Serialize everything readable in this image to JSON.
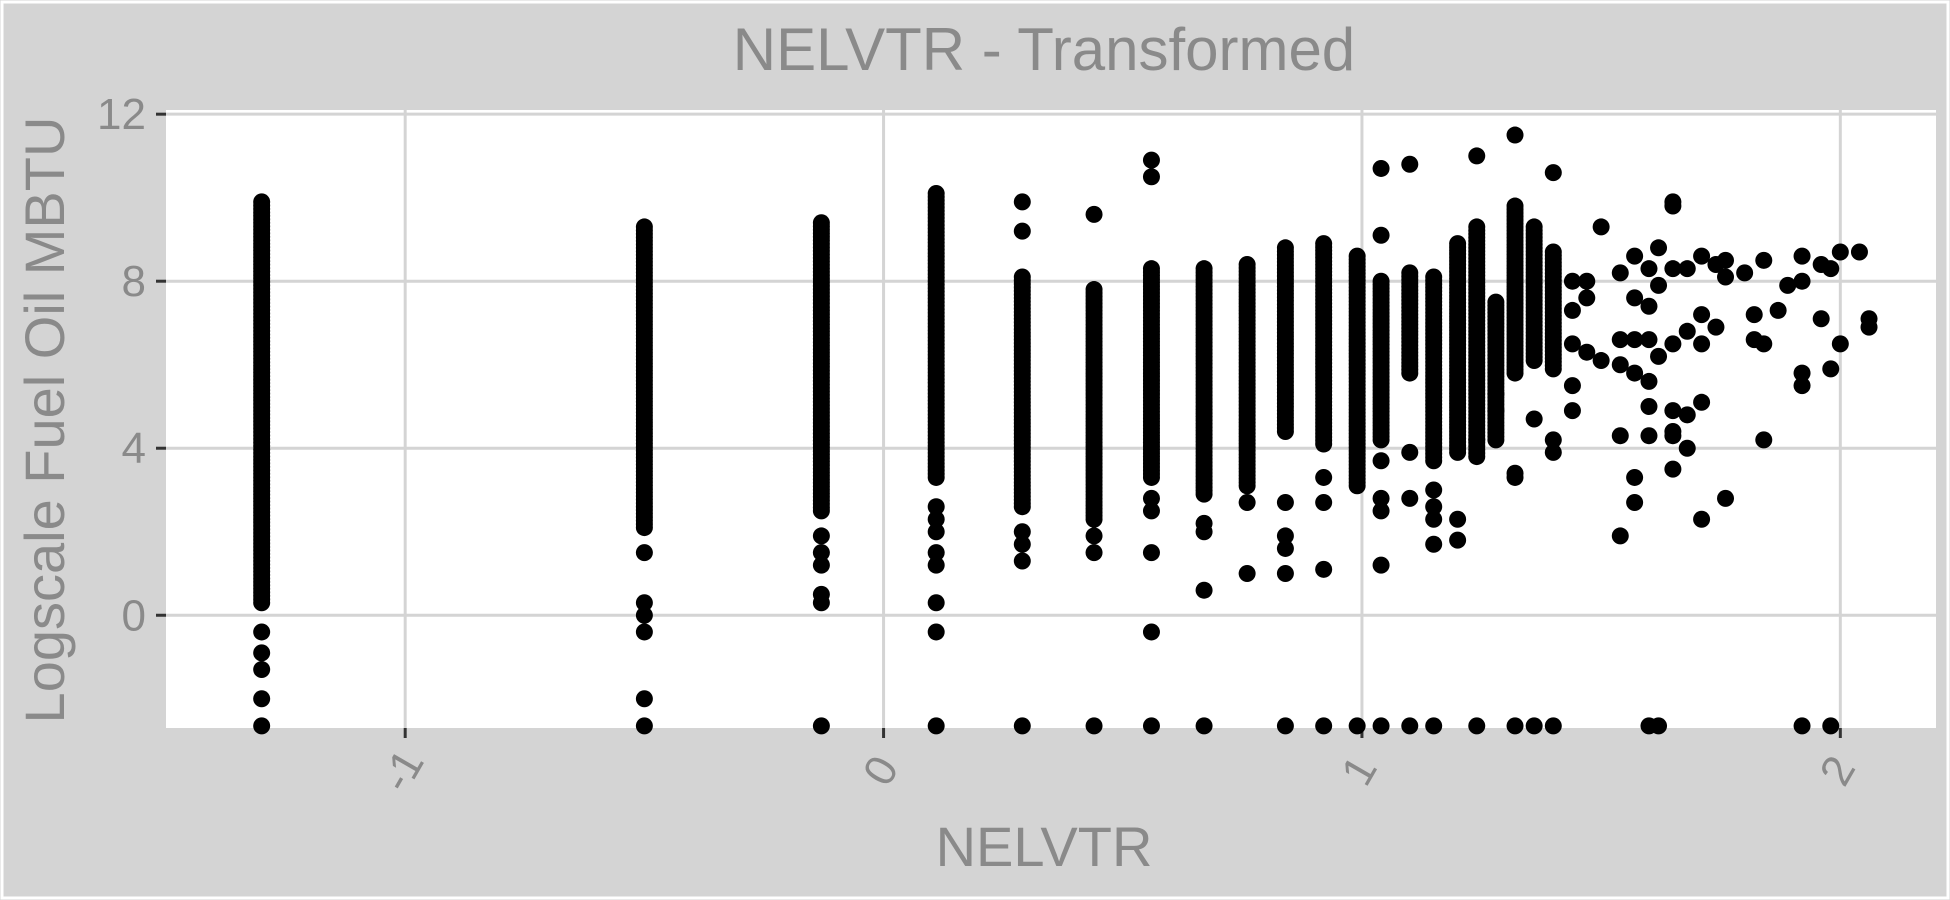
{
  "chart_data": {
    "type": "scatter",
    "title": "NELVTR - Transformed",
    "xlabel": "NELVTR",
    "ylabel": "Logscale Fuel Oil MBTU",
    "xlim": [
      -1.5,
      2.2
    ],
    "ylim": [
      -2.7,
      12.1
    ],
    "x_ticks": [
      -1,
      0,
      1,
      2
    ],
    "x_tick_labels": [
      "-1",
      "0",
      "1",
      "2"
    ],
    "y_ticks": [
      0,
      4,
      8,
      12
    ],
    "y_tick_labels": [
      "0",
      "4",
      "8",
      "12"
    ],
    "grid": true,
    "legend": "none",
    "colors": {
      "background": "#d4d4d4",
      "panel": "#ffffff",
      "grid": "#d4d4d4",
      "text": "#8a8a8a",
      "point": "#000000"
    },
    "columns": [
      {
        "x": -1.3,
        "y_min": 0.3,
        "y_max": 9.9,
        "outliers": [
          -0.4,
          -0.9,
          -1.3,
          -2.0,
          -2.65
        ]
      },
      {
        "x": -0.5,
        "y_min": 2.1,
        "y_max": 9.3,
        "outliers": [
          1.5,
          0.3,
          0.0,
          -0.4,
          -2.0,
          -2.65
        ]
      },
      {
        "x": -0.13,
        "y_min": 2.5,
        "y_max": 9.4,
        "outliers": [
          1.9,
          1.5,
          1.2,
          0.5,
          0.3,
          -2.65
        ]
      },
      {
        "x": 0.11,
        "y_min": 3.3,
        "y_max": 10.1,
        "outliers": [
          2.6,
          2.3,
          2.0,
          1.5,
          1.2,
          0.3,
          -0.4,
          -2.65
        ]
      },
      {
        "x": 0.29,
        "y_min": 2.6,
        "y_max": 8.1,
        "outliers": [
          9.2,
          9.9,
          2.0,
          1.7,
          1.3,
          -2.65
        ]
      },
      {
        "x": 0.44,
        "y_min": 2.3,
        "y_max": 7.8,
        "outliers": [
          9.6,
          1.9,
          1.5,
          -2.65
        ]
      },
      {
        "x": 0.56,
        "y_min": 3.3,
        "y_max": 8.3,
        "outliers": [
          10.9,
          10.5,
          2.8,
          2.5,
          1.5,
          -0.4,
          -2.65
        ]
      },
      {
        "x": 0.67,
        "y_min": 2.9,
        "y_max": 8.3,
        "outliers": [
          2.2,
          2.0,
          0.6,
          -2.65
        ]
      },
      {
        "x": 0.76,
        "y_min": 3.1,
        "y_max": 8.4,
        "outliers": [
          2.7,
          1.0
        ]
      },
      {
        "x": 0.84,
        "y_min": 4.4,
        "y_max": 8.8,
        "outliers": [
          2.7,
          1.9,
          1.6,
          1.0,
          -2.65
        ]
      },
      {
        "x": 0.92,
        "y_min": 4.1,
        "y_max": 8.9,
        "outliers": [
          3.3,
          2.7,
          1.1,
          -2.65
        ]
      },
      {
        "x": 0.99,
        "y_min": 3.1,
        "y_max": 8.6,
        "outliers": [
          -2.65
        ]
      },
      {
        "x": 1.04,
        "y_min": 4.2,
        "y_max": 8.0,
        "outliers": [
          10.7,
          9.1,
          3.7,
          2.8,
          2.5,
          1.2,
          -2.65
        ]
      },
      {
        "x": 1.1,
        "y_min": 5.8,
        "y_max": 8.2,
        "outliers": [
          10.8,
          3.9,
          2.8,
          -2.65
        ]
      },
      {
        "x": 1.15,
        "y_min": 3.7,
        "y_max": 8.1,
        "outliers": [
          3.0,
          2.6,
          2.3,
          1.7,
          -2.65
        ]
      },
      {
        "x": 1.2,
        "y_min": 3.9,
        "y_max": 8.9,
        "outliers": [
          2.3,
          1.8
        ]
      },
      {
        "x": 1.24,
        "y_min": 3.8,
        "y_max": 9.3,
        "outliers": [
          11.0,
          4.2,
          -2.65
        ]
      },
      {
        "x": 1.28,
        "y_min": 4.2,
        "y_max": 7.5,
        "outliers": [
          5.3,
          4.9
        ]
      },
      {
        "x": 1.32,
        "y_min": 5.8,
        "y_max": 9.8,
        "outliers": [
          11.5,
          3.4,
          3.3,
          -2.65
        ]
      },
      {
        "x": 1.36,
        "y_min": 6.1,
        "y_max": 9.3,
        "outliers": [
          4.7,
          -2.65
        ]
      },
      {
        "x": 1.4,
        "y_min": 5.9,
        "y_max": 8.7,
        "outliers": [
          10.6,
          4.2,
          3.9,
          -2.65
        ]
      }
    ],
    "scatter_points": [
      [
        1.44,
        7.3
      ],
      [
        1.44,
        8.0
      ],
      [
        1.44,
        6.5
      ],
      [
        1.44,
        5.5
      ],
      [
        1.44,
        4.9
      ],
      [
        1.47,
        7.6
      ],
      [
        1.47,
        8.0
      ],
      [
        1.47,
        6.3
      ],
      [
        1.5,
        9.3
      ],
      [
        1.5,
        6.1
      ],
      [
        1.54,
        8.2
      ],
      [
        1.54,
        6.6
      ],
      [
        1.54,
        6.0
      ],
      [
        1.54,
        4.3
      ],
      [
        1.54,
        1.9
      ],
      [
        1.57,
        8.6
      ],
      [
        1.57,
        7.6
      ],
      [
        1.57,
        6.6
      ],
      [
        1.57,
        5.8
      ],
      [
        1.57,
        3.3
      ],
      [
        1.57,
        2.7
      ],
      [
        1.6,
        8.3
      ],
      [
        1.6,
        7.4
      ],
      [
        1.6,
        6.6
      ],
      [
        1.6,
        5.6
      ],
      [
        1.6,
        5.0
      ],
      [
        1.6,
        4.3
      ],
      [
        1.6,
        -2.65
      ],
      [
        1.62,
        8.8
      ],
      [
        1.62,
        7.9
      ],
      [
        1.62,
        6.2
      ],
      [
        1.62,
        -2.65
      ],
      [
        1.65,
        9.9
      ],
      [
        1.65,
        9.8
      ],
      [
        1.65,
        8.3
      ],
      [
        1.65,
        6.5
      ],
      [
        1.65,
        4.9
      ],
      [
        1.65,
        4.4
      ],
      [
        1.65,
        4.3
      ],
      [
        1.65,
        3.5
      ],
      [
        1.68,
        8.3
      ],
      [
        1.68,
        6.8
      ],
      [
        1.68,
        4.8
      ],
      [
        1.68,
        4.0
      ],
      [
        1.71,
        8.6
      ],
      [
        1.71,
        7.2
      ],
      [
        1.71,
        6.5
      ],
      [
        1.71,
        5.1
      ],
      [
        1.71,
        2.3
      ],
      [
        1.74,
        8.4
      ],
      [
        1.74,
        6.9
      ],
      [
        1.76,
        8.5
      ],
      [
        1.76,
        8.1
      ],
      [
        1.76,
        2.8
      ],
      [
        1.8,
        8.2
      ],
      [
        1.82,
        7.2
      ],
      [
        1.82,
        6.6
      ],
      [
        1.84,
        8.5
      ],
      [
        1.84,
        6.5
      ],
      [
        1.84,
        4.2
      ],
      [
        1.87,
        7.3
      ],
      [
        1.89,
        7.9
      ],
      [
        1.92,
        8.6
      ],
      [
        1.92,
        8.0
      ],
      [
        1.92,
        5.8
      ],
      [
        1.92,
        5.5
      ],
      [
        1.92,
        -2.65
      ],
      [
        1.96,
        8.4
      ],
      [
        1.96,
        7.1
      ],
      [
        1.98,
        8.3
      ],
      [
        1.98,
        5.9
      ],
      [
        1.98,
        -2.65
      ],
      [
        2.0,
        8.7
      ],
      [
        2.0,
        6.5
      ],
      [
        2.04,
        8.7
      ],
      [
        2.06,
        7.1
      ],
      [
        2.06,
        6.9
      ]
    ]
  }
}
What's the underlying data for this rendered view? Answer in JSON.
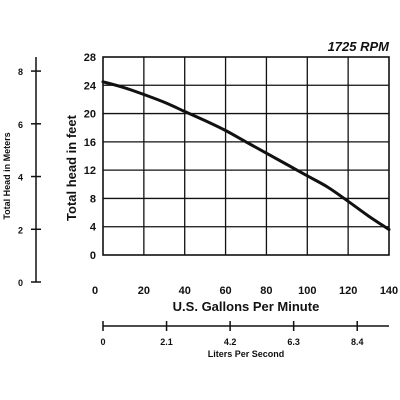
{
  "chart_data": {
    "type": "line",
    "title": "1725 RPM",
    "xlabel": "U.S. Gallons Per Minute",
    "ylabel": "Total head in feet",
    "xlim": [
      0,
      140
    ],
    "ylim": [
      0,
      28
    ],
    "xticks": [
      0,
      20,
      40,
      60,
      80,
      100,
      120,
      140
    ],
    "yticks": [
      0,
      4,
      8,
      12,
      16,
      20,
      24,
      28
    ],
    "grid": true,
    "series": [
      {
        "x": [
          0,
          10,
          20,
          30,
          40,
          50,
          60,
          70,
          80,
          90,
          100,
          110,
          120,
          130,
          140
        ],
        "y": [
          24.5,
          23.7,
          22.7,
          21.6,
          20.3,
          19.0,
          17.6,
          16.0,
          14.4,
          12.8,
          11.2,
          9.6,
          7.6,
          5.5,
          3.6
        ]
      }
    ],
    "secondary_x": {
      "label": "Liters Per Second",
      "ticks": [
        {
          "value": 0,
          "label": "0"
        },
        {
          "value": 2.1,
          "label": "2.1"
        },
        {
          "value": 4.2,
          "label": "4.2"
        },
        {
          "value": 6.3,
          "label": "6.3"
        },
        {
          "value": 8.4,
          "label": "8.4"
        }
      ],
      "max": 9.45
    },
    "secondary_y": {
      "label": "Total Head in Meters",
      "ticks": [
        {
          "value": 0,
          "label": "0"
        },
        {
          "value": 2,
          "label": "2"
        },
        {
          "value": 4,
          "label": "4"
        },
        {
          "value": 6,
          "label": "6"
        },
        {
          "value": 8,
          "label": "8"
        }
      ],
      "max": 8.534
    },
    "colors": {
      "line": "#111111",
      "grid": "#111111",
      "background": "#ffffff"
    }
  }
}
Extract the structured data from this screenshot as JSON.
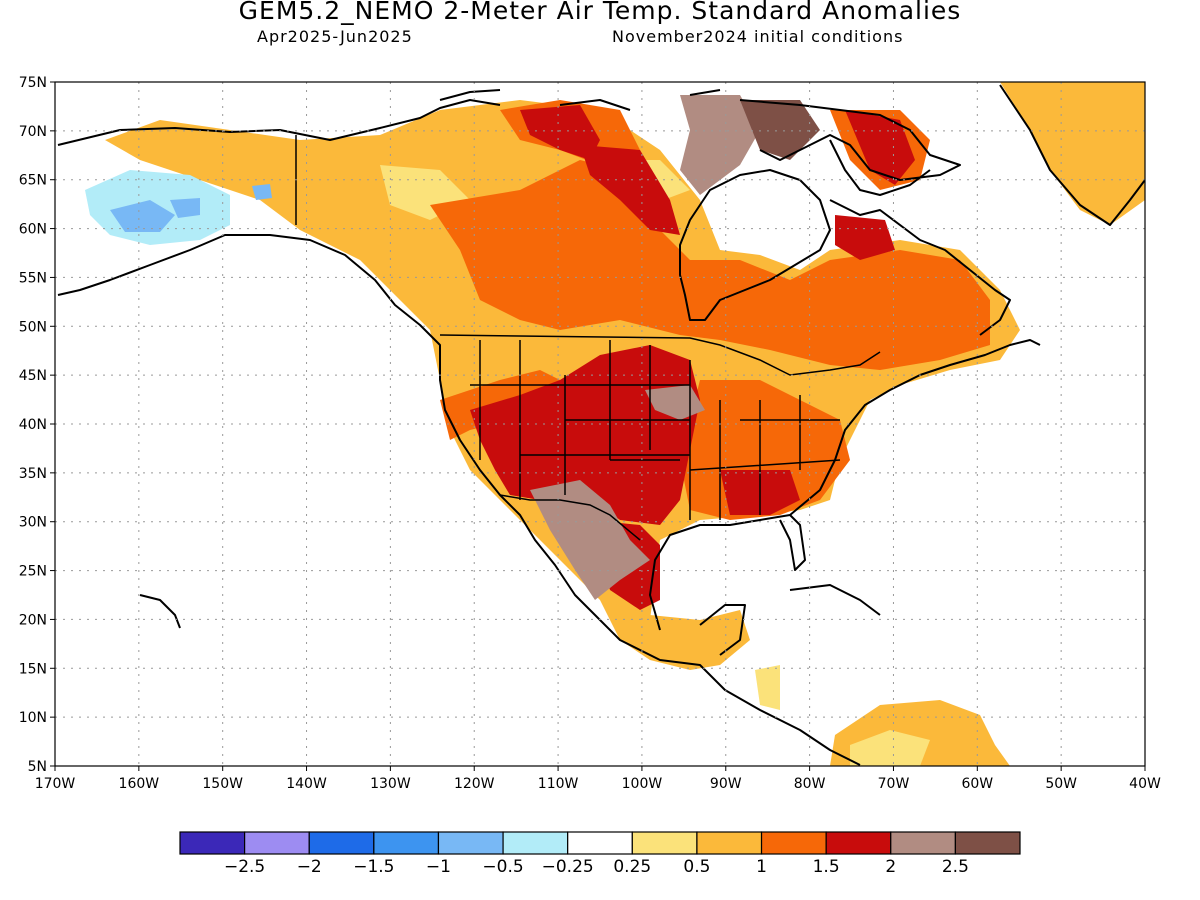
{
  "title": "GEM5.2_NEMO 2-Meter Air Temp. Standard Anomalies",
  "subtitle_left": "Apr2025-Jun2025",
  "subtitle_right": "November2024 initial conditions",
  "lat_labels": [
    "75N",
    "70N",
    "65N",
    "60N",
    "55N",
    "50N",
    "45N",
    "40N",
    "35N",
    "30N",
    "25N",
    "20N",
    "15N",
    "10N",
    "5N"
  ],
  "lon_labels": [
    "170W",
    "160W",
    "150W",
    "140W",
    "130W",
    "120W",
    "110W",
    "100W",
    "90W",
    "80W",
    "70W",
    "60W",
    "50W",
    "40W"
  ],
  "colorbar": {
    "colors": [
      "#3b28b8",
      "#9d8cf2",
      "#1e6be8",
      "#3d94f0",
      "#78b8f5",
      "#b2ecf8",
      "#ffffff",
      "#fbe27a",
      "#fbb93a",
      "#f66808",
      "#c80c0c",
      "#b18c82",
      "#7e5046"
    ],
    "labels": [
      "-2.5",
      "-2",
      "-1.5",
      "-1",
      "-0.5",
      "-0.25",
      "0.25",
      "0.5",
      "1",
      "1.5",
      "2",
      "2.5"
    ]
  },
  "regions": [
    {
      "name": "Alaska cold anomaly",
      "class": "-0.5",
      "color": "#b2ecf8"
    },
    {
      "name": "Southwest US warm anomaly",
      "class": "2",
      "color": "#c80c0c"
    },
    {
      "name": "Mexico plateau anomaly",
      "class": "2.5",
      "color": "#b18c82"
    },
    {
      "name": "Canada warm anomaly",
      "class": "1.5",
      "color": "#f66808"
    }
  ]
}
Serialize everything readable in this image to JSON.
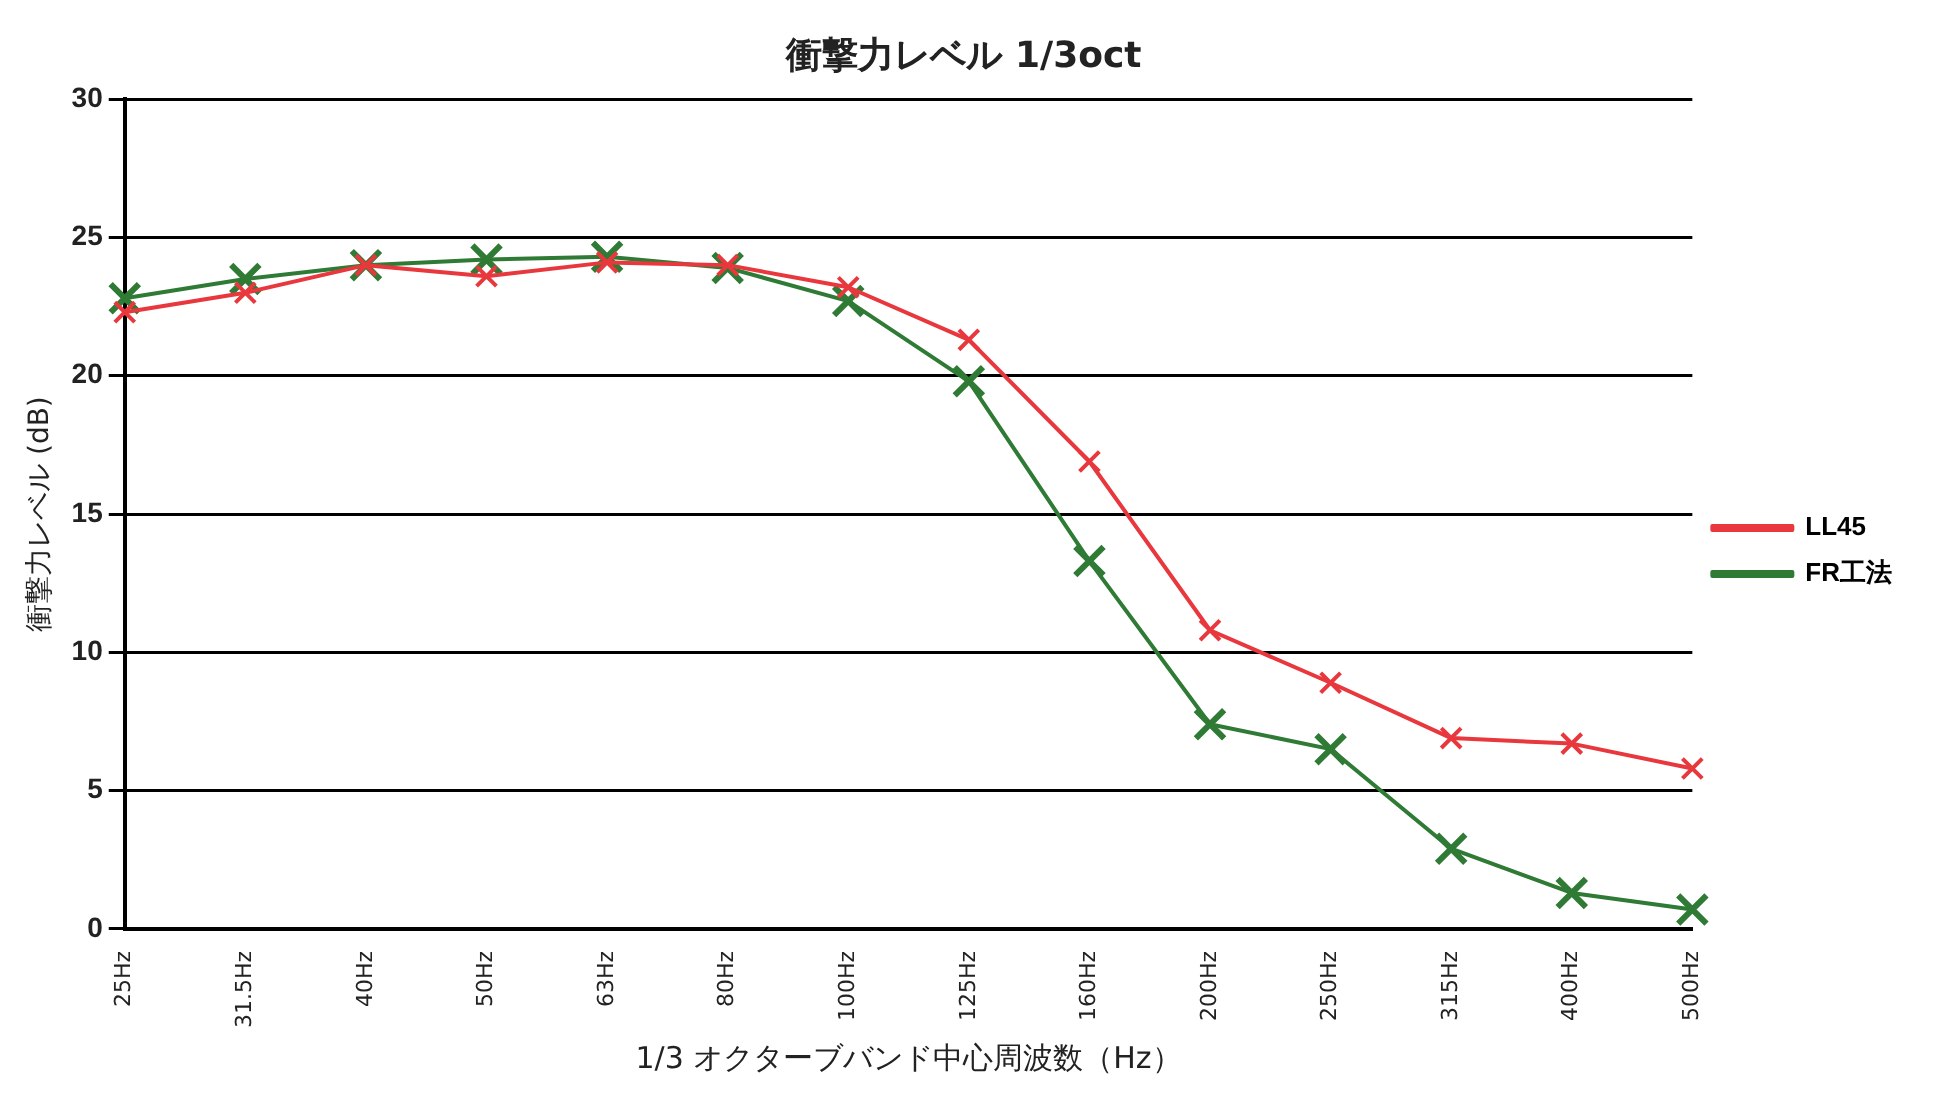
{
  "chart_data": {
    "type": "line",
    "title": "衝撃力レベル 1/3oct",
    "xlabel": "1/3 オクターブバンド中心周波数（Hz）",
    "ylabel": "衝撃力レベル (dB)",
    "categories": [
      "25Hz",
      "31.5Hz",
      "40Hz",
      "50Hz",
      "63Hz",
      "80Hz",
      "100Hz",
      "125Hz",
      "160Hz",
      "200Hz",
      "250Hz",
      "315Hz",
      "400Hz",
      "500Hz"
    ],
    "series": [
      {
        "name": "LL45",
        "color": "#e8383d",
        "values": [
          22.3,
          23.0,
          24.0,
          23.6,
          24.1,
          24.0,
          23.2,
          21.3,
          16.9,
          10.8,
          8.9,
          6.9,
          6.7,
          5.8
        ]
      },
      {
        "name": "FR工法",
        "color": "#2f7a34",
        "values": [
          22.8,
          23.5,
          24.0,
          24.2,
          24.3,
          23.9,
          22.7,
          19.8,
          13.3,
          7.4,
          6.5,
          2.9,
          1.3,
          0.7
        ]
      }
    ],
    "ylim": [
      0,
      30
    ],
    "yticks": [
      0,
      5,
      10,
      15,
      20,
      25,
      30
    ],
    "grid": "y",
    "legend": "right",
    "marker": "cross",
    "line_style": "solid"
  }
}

--

● **YOUR GOAL**
From the listing above, pick out every line containing "衝撃力レベル".

● **EXERCISE RESPONSE**
    "title": "衝撃力レベル 1/3oct",
    "ylabel": "衝撃力レベル (dB)",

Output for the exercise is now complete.